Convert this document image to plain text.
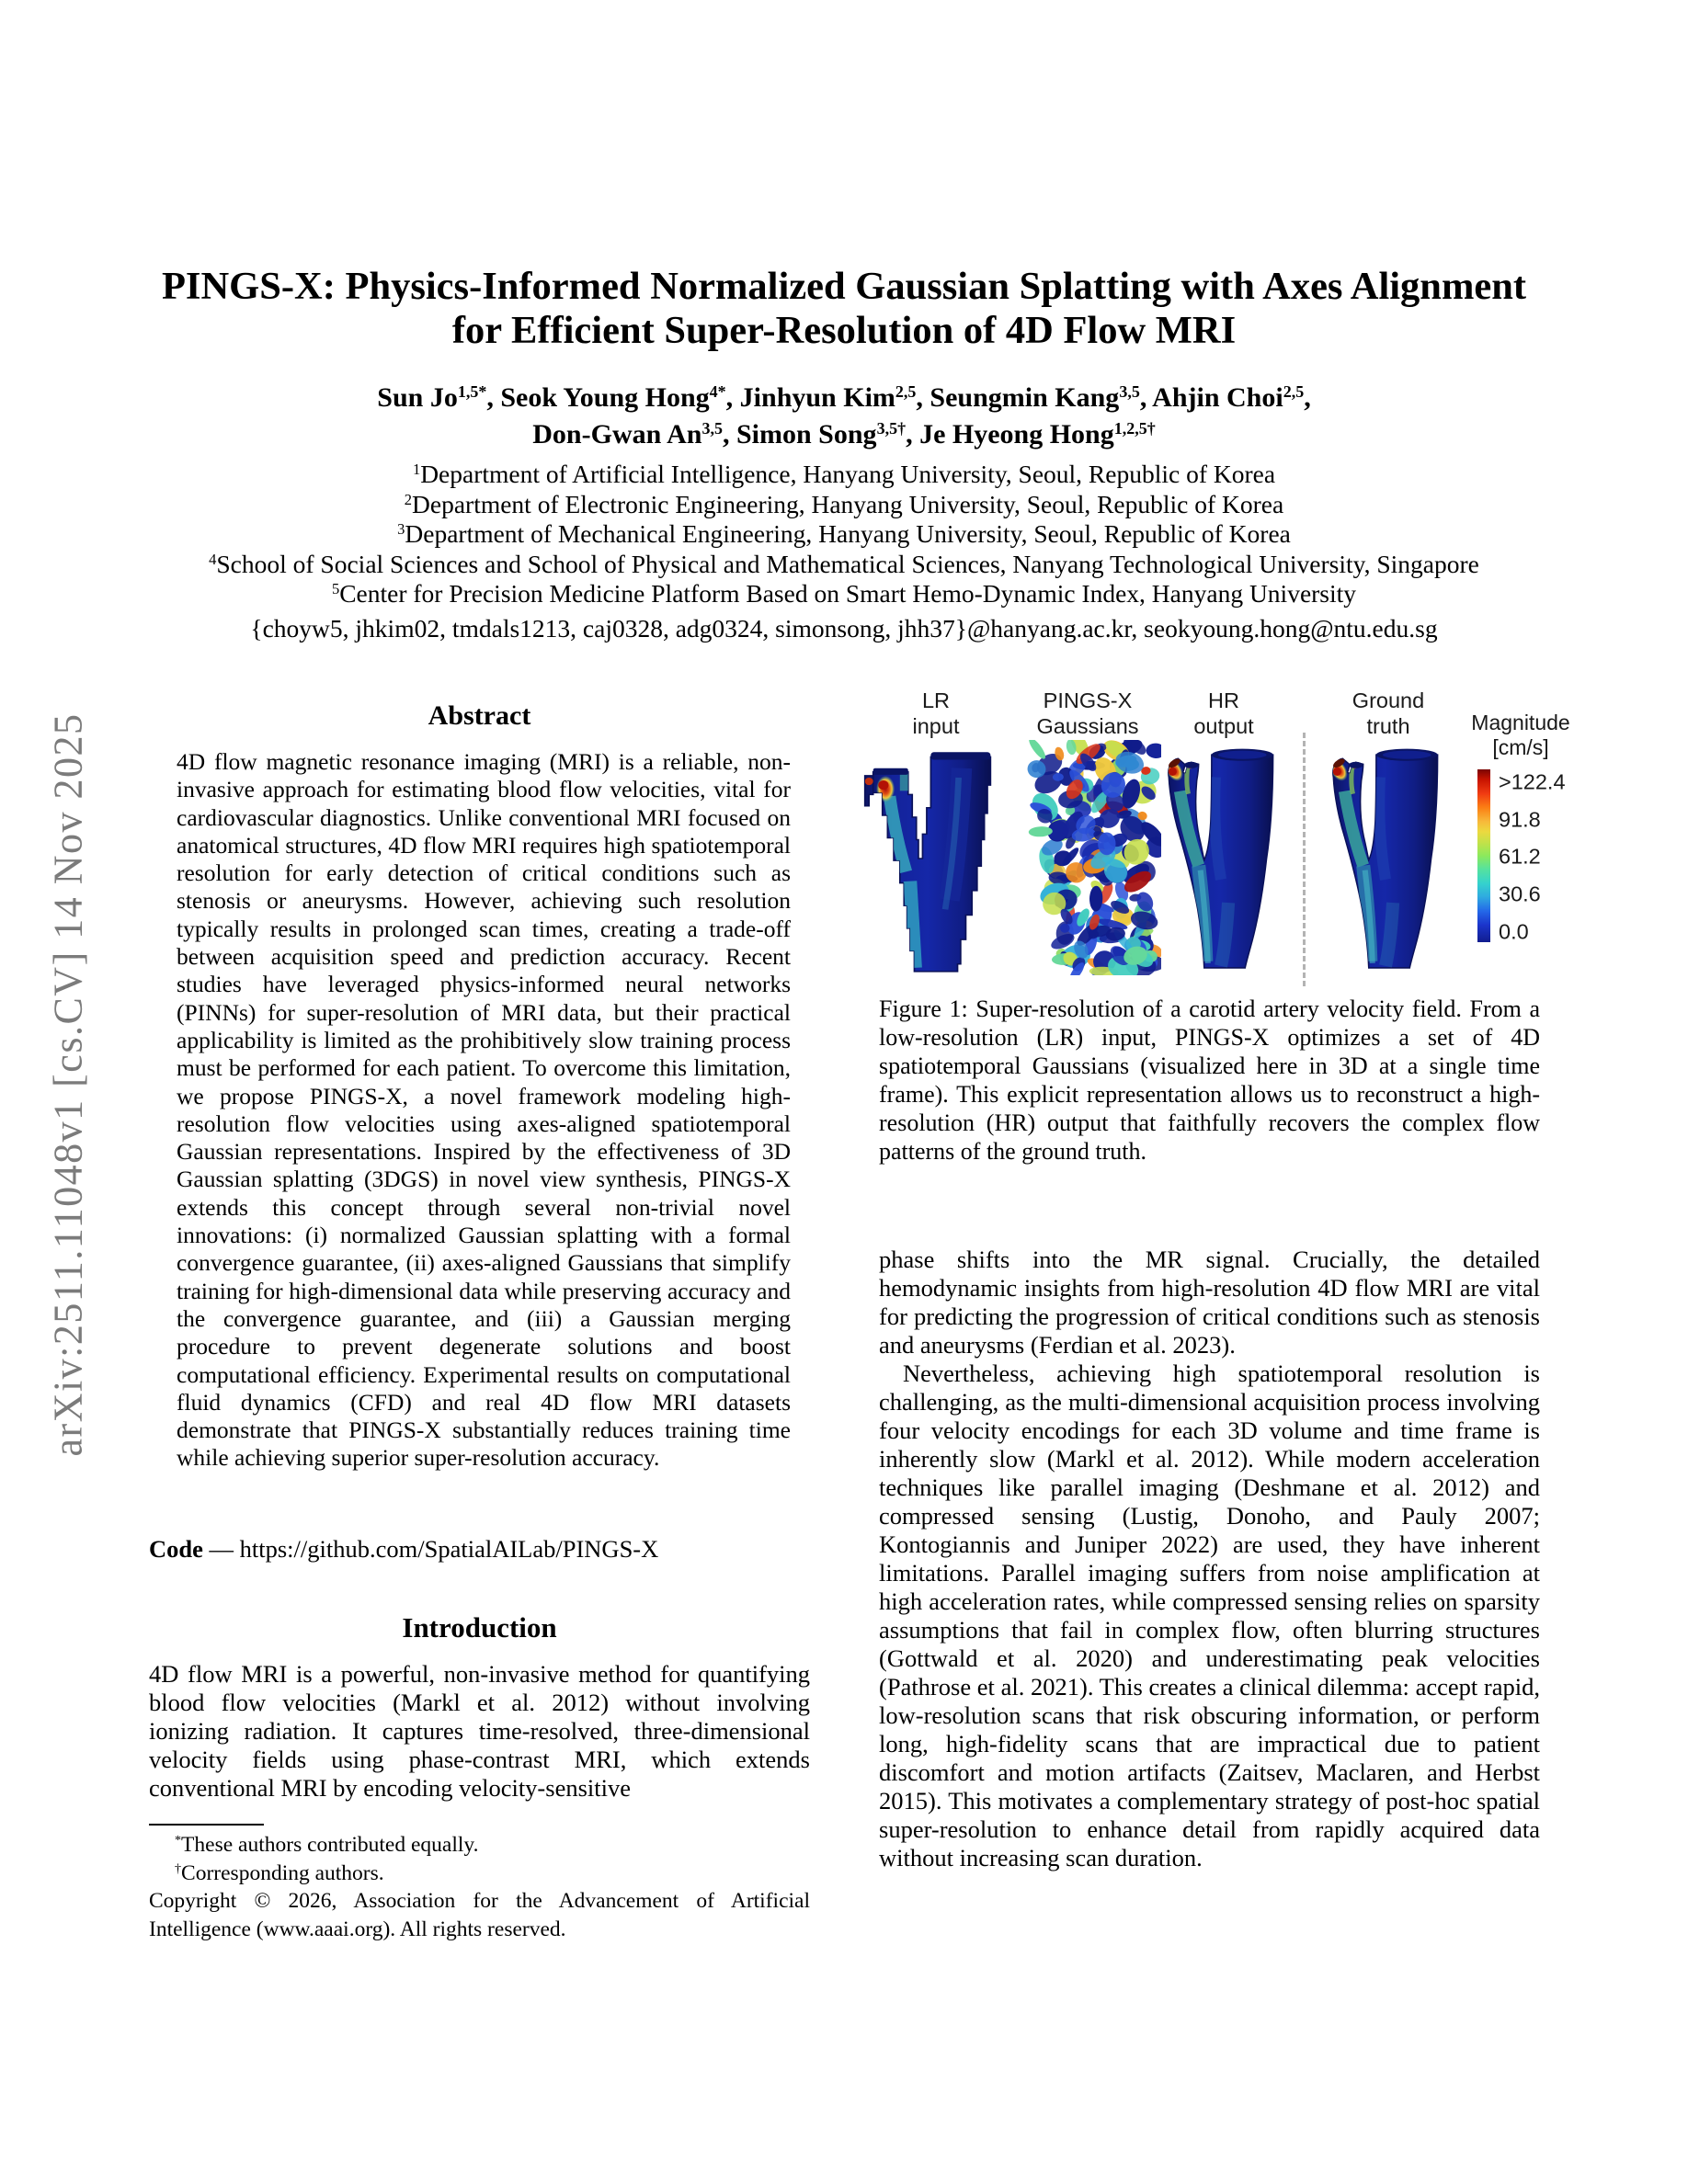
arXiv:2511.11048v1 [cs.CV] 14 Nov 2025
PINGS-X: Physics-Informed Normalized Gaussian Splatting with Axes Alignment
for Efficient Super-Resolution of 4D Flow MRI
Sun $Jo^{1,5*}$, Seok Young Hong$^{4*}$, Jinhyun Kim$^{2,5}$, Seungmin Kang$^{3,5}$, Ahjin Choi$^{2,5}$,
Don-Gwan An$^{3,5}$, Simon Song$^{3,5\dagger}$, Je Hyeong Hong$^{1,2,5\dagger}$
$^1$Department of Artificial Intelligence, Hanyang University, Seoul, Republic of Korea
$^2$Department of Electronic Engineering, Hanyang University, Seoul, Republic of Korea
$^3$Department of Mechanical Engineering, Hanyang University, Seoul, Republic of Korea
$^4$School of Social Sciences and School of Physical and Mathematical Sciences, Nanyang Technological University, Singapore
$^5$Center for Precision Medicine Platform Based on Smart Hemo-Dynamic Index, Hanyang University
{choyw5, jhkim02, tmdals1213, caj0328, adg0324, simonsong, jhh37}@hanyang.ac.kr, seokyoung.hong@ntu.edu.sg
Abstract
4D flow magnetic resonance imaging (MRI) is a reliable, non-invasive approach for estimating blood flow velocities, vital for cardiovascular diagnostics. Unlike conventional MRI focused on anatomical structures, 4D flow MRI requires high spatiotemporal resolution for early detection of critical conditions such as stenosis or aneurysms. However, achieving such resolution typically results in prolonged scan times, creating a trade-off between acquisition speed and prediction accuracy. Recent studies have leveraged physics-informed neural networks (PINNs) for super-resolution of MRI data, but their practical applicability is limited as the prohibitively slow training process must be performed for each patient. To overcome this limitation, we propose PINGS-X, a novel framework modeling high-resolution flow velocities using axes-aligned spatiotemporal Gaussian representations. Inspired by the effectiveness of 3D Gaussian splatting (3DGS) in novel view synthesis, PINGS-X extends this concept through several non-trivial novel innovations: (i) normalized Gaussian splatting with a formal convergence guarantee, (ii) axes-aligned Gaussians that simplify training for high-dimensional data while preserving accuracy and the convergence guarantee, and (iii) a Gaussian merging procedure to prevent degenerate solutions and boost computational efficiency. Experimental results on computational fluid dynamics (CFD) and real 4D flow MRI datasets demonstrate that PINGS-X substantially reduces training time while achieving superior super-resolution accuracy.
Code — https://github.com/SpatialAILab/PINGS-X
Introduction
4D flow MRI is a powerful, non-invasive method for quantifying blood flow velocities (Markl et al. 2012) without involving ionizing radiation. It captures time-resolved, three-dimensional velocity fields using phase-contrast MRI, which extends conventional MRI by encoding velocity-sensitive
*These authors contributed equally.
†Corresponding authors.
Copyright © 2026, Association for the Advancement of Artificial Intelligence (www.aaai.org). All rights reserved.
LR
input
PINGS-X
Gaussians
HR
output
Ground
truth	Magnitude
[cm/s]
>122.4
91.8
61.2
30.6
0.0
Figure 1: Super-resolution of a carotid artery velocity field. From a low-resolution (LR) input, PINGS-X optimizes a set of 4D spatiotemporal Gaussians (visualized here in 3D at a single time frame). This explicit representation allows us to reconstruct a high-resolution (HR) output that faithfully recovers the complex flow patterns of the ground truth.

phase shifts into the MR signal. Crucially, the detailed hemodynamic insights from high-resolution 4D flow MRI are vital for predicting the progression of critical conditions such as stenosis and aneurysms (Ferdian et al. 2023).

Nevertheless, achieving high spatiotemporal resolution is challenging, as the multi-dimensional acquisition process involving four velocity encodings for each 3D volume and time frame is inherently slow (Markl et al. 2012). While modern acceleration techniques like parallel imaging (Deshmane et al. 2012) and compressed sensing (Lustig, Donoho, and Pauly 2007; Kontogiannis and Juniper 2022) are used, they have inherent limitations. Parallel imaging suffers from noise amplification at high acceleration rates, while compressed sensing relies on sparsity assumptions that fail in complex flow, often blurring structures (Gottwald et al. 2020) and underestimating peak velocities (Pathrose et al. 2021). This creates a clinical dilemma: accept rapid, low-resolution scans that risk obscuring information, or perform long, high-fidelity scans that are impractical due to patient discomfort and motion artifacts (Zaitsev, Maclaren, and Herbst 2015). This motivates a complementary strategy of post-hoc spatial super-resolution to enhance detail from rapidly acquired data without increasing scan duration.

Your objective
Copy the records word for word, leaving no picture in the copy.

Output below
Convert this document image to plain text.
arXiv:2511.11048v1 [cs.CV] 14 Nov 2025
PINGS-X: Physics-Informed Normalized Gaussian Splatting with Axes Alignment
for Efficient Super-Resolution of 4D Flow MRI
Sun $Jo^{1,5*}$, Seok Young Hong$^{4*}$, Jinhyun Kim$^{2,5}$, Seungmin Kang$^{3,5}$, Ahjin Choi$^{2,5}$,
Don-Gwan An$^{3,5}$, Simon Song$^{3,5\dagger}$, Je Hyeong Hong$^{1,2,5\dagger}$
$^1$Department of Artificial Intelligence, Hanyang University, Seoul, Republic of Korea
$^2$Department of Electronic Engineering, Hanyang University, Seoul, Republic of Korea
$^3$Department of Mechanical Engineering, Hanyang University, Seoul, Republic of Korea
$^4$School of Social Sciences and School of Physical and Mathematical Sciences, Nanyang Technological University, Singapore
$^5$Center for Precision Medicine Platform Based on Smart Hemo-Dynamic Index, Hanyang University
{choyw5, jhkim02, tmdals1213, caj0328, adg0324, simonsong, jhh37}@hanyang.ac.kr, seokyoung.hong@ntu.edu.sg
Abstract
4D flow magnetic resonance imaging (MRI) is a reliable, non-invasive approach for estimating blood flow velocities, vital for cardiovascular diagnostics. Unlike conventional MRI focused on anatomical structures, 4D flow MRI requires high spatiotemporal resolution for early detection of critical conditions such as stenosis or aneurysms. However, achieving such resolution typically results in prolonged scan times, creating a trade-off between acquisition speed and prediction accuracy. Recent studies have leveraged physics-informed neural networks (PINNs) for super-resolution of MRI data, but their practical applicability is limited as the prohibitively slow training process must be performed for each patient. To overcome this limitation, we propose PINGS-X, a novel framework modeling high-resolution flow velocities using axes-aligned spatiotemporal Gaussian representations. Inspired by the effectiveness of 3D Gaussian splatting (3DGS) in novel view synthesis, PINGS-X extends this concept through several non-trivial novel innovations: (i) normalized Gaussian splatting with a formal convergence guarantee, (ii) axes-aligned Gaussians that simplify training for high-dimensional data while preserving accuracy and the convergence guarantee, and (iii) a Gaussian merging procedure to prevent degenerate solutions and boost computational efficiency. Experimental results on computational fluid dynamics (CFD) and real 4D flow MRI datasets demonstrate that PINGS-X substantially reduces training time while achieving superior super-resolution accuracy.
Code — https://github.com/SpatialAILab/PINGS-X
Introduction
4D flow MRI is a powerful, non-invasive method for quantifying blood flow velocities (Markl et al. 2012) without involving ionizing radiation. It captures time-resolved, three-dimensional velocity fields using phase-contrast MRI, which extends conventional MRI by encoding velocity-sensitive
*These authors contributed equally.
†Corresponding authors.
Copyright © 2026, Association for the Advancement of Artificial Intelligence (www.aaai.org). All rights reserved.
LR
input
PINGS-X
Gaussians
HR
output
Ground
truth	Magnitude
[cm/s]
>122.4
91.8
61.2
30.6
0.0
Figure 1: Super-resolution of a carotid artery velocity field. From a low-resolution (LR) input, PINGS-X optimizes a set of 4D spatiotemporal Gaussians (visualized here in 3D at a single time frame). This explicit representation allows us to reconstruct a high-resolution (HR) output that faithfully recovers the complex flow patterns of the ground truth.

phase shifts into the MR signal. Crucially, the detailed hemodynamic insights from high-resolution 4D flow MRI are vital for predicting the progression of critical conditions such as stenosis and aneurysms (Ferdian et al. 2023).

Nevertheless, achieving high spatiotemporal resolution is challenging, as the multi-dimensional acquisition process involving four velocity encodings for each 3D volume and time frame is inherently slow (Markl et al. 2012). While modern acceleration techniques like parallel imaging (Deshmane et al. 2012) and compressed sensing (Lustig, Donoho, and Pauly 2007; Kontogiannis and Juniper 2022) are used, they have inherent limitations. Parallel imaging suffers from noise amplification at high acceleration rates, while compressed sensing relies on sparsity assumptions that fail in complex flow, often blurring structures (Gottwald et al. 2020) and underestimating peak velocities (Pathrose et al. 2021). This creates a clinical dilemma: accept rapid, low-resolution scans that risk obscuring information, or perform long, high-fidelity scans that are impractical due to patient discomfort and motion artifacts (Zaitsev, Maclaren, and Herbst 2015). This motivates a complementary strategy of post-hoc spatial super-resolution to enhance detail from rapidly acquired data without increasing scan duration.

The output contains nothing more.